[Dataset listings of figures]

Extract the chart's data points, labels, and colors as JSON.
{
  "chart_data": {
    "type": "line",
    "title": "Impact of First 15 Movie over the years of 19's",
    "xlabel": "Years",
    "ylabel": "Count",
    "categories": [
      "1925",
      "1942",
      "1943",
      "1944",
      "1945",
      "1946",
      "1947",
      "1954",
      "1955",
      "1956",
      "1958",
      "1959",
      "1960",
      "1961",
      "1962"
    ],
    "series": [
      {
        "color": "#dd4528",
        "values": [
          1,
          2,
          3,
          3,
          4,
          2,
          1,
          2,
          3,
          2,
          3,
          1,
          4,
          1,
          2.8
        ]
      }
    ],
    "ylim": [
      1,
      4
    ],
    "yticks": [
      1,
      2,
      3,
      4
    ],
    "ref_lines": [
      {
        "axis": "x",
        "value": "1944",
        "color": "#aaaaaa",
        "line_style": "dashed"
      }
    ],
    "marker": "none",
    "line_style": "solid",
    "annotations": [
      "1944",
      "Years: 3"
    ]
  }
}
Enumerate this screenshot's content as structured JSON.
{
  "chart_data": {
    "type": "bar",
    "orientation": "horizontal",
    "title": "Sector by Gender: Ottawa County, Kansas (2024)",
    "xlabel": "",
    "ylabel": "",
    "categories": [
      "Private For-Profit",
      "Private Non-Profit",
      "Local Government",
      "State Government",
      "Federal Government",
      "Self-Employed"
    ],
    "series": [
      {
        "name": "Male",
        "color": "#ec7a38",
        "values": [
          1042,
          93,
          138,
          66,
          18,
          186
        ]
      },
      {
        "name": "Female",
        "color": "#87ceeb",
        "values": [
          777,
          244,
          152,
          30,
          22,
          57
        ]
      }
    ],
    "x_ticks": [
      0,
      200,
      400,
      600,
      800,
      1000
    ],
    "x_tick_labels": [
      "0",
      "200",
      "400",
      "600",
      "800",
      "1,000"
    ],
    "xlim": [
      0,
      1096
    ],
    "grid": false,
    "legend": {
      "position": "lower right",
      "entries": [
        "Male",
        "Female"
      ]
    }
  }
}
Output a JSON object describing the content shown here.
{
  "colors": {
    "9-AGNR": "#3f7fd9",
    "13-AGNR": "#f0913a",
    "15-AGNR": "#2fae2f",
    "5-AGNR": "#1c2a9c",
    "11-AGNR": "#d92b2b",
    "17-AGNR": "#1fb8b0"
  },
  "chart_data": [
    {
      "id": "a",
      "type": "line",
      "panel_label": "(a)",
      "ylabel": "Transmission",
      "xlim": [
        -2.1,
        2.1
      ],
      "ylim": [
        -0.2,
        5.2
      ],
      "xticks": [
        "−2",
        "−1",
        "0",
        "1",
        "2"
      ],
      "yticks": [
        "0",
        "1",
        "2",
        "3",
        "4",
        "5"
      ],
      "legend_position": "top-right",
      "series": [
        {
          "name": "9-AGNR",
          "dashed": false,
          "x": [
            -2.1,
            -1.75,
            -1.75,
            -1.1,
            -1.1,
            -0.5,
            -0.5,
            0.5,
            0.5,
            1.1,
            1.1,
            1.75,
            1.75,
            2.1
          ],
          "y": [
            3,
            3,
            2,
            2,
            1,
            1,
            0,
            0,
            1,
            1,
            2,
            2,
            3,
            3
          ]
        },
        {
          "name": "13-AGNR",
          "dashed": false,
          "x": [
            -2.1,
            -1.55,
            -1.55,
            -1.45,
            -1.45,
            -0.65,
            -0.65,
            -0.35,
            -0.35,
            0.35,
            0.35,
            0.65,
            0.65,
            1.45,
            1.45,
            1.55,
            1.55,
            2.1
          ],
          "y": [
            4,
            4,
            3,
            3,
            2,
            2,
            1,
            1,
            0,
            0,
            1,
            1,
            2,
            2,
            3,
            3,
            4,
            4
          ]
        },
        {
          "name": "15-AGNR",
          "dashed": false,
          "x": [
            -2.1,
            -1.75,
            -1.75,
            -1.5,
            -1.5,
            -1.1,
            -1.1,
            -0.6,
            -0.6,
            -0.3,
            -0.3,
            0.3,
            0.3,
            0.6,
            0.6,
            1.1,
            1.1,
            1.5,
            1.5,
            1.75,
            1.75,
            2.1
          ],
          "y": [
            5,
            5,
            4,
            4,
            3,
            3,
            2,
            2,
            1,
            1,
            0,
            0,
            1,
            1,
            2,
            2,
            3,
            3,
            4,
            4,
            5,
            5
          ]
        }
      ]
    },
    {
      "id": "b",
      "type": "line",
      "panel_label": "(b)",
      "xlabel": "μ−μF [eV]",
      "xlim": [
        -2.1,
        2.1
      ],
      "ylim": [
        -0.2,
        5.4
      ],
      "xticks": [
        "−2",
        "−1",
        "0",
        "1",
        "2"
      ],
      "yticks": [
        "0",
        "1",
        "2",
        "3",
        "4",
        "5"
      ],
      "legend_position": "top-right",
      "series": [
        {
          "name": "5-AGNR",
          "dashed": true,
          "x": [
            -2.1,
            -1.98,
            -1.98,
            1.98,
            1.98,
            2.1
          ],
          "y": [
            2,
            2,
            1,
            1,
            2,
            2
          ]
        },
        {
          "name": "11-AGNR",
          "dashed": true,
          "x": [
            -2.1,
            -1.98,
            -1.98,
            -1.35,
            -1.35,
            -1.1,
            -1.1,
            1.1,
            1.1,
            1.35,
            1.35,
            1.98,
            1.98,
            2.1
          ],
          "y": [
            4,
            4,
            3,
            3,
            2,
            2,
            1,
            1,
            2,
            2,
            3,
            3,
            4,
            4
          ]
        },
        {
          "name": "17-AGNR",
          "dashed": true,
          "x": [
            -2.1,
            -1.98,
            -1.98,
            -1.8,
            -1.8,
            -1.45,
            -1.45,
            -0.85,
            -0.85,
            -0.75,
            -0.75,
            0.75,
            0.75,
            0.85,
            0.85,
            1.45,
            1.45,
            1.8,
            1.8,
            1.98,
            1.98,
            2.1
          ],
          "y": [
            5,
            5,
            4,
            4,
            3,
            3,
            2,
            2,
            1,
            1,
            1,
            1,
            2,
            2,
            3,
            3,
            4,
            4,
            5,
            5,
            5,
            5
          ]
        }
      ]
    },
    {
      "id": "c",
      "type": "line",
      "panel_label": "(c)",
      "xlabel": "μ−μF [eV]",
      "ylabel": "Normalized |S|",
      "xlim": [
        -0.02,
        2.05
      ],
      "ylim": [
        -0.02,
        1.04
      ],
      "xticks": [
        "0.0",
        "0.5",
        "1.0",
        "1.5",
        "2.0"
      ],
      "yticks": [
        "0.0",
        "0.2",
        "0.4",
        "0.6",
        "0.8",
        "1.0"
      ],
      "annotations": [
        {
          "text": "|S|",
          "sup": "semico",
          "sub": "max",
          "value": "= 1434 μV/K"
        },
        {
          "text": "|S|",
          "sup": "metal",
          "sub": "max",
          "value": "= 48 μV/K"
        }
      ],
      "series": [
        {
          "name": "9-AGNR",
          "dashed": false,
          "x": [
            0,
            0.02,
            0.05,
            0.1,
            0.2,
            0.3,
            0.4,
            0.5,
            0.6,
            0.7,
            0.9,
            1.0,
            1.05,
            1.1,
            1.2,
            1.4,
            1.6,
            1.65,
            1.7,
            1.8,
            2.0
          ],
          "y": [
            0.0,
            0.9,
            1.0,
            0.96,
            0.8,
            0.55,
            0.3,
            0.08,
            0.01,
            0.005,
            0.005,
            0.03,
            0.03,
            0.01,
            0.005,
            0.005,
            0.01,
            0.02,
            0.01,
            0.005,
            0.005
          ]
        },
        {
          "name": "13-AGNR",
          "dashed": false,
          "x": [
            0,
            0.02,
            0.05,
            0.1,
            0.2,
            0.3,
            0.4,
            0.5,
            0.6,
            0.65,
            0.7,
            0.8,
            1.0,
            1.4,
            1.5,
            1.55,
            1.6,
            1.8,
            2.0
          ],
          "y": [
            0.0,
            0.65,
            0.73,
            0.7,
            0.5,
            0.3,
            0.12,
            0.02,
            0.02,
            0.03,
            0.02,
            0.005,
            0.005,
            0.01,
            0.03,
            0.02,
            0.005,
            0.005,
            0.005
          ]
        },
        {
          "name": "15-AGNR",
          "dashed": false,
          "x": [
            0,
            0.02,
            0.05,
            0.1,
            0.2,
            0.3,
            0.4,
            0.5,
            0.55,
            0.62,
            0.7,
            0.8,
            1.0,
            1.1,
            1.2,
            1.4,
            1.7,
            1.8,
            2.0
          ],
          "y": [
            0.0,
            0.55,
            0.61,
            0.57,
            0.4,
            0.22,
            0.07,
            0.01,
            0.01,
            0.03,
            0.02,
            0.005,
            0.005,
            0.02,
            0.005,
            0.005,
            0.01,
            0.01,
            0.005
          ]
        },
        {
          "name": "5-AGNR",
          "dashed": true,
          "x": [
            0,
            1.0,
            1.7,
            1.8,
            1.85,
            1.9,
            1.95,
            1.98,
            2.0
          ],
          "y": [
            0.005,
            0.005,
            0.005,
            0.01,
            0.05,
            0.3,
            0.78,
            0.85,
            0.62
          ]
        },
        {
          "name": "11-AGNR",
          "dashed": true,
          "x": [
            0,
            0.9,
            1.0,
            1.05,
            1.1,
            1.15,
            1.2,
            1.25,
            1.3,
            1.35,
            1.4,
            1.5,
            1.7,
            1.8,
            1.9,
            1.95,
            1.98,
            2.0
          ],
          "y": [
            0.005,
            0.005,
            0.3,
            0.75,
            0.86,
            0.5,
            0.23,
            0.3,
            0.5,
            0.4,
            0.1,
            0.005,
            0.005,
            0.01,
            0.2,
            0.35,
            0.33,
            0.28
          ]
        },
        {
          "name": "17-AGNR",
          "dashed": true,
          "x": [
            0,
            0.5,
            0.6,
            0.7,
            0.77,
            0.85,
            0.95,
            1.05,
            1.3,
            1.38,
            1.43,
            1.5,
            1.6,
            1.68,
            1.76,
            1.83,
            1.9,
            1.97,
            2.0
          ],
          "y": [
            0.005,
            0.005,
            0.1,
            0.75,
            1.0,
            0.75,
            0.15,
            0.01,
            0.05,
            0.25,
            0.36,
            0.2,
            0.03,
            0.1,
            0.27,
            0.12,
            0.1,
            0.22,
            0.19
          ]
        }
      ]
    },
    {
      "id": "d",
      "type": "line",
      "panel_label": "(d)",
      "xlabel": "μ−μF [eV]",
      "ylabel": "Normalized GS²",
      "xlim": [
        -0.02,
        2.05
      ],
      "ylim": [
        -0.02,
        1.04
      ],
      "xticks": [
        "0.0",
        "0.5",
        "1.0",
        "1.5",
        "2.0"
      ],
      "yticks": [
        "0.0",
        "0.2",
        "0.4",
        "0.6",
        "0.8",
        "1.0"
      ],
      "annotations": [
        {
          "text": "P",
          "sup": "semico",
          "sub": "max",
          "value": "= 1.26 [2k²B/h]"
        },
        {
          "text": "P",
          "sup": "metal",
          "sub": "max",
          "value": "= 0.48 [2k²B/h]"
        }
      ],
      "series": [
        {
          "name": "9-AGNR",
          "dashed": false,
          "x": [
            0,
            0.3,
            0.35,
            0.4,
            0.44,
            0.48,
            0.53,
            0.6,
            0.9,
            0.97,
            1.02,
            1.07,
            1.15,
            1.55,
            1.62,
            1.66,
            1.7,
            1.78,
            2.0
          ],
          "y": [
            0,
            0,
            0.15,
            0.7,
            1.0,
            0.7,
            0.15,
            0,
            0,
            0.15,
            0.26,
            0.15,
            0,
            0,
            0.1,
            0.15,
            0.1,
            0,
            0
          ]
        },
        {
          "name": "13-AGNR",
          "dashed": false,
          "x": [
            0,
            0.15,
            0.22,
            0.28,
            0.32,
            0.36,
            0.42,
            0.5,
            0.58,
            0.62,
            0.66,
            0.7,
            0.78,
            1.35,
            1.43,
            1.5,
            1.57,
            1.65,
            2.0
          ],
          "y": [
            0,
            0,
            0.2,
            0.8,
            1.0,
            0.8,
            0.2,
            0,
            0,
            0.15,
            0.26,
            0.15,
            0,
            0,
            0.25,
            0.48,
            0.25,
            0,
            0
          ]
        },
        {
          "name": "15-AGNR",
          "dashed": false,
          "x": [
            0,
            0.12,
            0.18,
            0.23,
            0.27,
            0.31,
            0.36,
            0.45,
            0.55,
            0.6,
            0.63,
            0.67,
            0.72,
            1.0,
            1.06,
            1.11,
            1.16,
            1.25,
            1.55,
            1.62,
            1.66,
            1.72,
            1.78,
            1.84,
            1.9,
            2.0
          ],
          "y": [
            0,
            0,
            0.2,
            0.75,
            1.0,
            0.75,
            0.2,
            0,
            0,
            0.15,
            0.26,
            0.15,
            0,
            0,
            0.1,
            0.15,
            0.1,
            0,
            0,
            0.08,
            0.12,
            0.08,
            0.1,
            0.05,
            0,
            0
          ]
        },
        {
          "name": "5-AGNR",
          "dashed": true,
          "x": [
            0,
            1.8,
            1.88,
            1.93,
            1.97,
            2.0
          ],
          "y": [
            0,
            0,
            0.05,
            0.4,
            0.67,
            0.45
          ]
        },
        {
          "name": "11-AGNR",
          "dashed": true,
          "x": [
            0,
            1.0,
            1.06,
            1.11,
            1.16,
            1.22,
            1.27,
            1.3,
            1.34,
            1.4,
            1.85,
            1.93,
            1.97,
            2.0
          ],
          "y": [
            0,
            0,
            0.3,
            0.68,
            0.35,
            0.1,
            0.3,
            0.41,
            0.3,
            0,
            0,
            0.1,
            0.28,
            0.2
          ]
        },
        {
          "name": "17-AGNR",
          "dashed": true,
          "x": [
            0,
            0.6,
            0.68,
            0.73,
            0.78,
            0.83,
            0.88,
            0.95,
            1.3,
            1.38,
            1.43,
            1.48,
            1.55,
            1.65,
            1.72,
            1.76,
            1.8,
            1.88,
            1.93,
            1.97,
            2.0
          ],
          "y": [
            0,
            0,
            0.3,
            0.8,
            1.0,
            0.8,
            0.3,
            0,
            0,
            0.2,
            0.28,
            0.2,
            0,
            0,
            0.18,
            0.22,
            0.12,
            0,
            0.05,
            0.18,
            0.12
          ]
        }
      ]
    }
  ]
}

TO DO: Identify and copy the lines holding the word "content".

RESPONSE TO THE TASK:
Enumerate this screenshot's content as structured JSON.
Output a JSON object describing the content shown here.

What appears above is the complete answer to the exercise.